[Saved data entries]
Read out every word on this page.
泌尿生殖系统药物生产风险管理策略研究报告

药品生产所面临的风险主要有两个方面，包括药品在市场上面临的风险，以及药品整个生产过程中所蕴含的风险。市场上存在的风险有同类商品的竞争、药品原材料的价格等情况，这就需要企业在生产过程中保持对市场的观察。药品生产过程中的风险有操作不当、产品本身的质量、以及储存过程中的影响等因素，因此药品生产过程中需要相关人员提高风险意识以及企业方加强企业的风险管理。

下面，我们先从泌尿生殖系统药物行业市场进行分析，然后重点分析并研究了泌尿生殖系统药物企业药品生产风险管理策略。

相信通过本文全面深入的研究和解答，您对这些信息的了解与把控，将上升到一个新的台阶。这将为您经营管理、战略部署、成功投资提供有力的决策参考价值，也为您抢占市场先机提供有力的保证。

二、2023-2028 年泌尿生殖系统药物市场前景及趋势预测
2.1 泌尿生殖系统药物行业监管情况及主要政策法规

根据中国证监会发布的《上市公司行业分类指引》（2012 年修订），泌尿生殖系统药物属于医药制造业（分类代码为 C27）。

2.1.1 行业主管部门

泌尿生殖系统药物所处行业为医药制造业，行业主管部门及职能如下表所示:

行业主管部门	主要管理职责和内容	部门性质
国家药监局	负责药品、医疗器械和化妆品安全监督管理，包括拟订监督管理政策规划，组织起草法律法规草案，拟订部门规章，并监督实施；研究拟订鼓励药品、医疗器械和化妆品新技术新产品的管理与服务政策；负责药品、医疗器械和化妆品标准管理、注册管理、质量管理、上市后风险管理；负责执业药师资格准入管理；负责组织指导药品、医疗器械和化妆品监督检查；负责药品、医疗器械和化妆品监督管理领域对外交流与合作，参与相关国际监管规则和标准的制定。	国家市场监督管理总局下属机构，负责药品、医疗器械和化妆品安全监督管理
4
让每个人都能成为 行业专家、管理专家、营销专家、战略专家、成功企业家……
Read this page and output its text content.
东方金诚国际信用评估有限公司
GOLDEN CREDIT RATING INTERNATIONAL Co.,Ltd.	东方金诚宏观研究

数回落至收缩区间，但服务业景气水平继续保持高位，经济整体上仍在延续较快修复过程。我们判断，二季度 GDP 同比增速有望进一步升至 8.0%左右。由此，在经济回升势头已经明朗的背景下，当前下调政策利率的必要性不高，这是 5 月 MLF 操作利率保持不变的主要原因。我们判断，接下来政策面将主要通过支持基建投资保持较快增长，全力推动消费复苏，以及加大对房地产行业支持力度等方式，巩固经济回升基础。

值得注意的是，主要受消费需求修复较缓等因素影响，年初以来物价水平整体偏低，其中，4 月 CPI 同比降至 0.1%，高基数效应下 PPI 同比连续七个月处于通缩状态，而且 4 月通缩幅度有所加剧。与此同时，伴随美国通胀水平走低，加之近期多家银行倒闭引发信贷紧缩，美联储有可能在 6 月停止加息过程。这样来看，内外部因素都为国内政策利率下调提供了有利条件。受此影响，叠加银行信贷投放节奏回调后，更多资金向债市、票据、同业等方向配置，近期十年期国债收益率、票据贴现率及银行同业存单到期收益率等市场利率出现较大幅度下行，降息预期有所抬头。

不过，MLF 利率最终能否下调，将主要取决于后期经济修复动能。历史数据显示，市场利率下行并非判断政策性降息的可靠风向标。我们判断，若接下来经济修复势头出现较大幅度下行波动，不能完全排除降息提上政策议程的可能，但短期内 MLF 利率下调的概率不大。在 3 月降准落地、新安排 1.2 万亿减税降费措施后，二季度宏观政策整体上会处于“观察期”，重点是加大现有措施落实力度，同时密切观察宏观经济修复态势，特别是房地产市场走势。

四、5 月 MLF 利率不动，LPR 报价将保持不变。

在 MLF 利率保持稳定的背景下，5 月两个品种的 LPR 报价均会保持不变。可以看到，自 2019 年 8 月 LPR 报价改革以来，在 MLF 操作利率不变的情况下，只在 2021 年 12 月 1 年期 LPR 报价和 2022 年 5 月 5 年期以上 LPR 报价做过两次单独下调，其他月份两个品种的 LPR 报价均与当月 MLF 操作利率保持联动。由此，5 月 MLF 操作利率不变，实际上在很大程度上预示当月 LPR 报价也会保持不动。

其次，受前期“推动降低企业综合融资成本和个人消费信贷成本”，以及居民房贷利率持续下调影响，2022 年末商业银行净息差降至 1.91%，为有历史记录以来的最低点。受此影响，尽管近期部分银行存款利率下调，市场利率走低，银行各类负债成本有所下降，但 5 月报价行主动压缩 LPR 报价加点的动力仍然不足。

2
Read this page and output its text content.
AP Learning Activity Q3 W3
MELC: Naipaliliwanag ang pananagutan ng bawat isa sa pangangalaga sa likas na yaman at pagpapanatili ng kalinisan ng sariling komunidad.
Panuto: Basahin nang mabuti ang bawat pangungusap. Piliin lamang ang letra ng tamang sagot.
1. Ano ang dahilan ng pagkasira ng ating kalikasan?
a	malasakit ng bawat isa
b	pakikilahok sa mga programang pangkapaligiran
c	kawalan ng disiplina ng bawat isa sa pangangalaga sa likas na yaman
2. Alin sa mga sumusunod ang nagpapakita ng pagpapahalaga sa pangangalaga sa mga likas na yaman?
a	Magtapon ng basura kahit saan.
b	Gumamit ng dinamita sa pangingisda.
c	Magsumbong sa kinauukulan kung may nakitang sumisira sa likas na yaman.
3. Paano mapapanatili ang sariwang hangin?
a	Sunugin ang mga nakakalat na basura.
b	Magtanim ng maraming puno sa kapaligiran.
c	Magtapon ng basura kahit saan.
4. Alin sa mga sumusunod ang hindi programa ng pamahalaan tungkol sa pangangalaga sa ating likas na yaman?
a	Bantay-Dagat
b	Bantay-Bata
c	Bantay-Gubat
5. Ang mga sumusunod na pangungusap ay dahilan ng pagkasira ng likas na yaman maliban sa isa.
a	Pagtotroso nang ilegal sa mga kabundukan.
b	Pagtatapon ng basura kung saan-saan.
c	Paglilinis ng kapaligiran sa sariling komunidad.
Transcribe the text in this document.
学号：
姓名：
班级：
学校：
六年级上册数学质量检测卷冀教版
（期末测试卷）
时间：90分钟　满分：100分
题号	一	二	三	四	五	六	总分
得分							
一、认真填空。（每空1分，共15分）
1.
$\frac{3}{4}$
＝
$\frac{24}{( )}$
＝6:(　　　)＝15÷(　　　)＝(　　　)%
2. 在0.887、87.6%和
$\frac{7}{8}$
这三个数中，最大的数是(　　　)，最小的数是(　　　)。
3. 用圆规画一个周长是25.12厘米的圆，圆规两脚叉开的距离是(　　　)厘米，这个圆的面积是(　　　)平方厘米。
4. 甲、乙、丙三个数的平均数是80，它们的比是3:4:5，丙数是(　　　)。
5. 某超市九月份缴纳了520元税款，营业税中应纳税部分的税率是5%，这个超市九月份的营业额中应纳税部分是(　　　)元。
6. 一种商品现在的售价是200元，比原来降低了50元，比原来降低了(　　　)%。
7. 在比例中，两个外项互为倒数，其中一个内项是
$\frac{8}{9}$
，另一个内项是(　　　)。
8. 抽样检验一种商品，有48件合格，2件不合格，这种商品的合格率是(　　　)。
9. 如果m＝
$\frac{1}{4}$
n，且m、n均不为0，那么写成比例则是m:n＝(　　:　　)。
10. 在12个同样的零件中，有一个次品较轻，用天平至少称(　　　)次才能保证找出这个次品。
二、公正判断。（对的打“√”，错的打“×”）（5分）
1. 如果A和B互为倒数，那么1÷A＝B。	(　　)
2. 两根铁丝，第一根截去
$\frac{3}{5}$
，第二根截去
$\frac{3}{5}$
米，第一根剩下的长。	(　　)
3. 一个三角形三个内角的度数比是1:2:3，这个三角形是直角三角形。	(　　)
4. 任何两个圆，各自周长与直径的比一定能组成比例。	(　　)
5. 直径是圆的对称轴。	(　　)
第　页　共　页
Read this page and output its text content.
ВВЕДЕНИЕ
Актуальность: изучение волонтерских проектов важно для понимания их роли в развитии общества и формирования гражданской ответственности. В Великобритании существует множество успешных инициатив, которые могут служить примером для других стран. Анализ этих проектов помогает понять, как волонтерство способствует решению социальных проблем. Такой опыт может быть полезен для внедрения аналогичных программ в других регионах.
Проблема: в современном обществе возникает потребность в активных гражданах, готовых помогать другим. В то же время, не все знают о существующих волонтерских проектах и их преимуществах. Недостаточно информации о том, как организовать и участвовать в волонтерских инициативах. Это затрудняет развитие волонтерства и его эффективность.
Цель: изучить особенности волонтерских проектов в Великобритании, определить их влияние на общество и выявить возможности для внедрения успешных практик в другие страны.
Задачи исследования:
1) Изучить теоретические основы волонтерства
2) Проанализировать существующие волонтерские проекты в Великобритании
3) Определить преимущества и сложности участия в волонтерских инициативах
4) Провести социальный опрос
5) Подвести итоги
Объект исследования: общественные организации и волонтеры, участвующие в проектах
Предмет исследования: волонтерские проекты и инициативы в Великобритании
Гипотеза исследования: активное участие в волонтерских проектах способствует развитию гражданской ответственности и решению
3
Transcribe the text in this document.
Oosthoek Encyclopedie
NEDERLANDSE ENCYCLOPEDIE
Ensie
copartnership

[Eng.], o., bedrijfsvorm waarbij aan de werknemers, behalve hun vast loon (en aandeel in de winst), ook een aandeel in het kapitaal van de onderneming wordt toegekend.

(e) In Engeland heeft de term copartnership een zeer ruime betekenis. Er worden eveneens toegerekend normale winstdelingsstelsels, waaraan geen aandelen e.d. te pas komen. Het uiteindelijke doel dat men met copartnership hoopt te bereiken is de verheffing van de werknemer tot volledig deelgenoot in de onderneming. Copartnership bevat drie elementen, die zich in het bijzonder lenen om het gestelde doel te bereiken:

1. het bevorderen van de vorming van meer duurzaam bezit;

- **WHAT YOU ARE ASKED TO DO**:
Sift through the entries and copy every line with "волонтерские".

- **REPLY**:
2) Проанализировать существующие волонтерские проекты в Великобритании
Предмет исследования: волонтерские проекты и инициативы в Великобритании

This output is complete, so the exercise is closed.